Given information:
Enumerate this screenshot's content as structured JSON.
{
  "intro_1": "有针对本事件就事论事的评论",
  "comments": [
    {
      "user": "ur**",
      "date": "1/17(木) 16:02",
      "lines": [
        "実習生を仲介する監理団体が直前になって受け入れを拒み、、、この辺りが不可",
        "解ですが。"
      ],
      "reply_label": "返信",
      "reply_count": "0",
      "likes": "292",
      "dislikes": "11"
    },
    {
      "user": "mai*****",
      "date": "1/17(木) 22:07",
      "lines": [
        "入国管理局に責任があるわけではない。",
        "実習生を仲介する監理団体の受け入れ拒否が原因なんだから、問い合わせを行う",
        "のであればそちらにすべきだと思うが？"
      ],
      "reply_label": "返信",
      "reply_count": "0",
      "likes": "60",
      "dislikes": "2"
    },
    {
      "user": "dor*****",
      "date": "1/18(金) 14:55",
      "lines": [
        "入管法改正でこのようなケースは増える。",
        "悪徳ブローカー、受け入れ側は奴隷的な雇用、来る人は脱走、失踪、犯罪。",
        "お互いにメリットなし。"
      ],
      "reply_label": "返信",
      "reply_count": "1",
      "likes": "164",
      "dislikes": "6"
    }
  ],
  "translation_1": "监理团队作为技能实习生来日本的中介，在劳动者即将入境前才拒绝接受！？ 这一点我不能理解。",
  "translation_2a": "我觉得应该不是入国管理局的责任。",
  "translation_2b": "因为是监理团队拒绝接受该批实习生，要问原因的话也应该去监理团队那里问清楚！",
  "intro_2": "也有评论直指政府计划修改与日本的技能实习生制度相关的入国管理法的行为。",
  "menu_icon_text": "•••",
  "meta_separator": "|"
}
* * *
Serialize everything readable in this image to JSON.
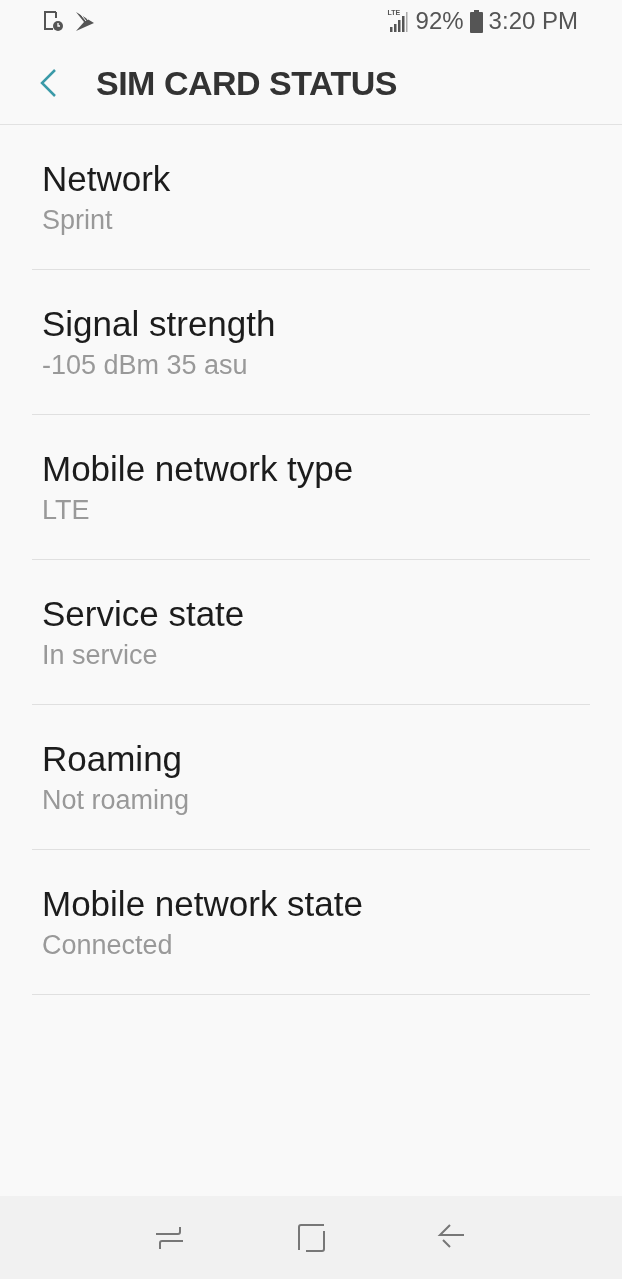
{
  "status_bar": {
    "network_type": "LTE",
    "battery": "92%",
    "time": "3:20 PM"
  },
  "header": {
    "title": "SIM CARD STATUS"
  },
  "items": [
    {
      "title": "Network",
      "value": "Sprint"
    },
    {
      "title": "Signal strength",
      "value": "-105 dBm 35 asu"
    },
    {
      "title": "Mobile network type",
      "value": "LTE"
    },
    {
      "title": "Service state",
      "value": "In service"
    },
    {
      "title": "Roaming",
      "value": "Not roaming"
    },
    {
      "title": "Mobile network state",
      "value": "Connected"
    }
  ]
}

What you should do: Lines that include the word "title" are to be extracted from the data above.

Task solution:
    "title": "SIM CARD STATUS"
      "title": "Network",
      "title": "Signal strength",
      "title": "Mobile network type",
      "title": "Service state",
      "title": "Roaming",
      "title": "Mobile network state",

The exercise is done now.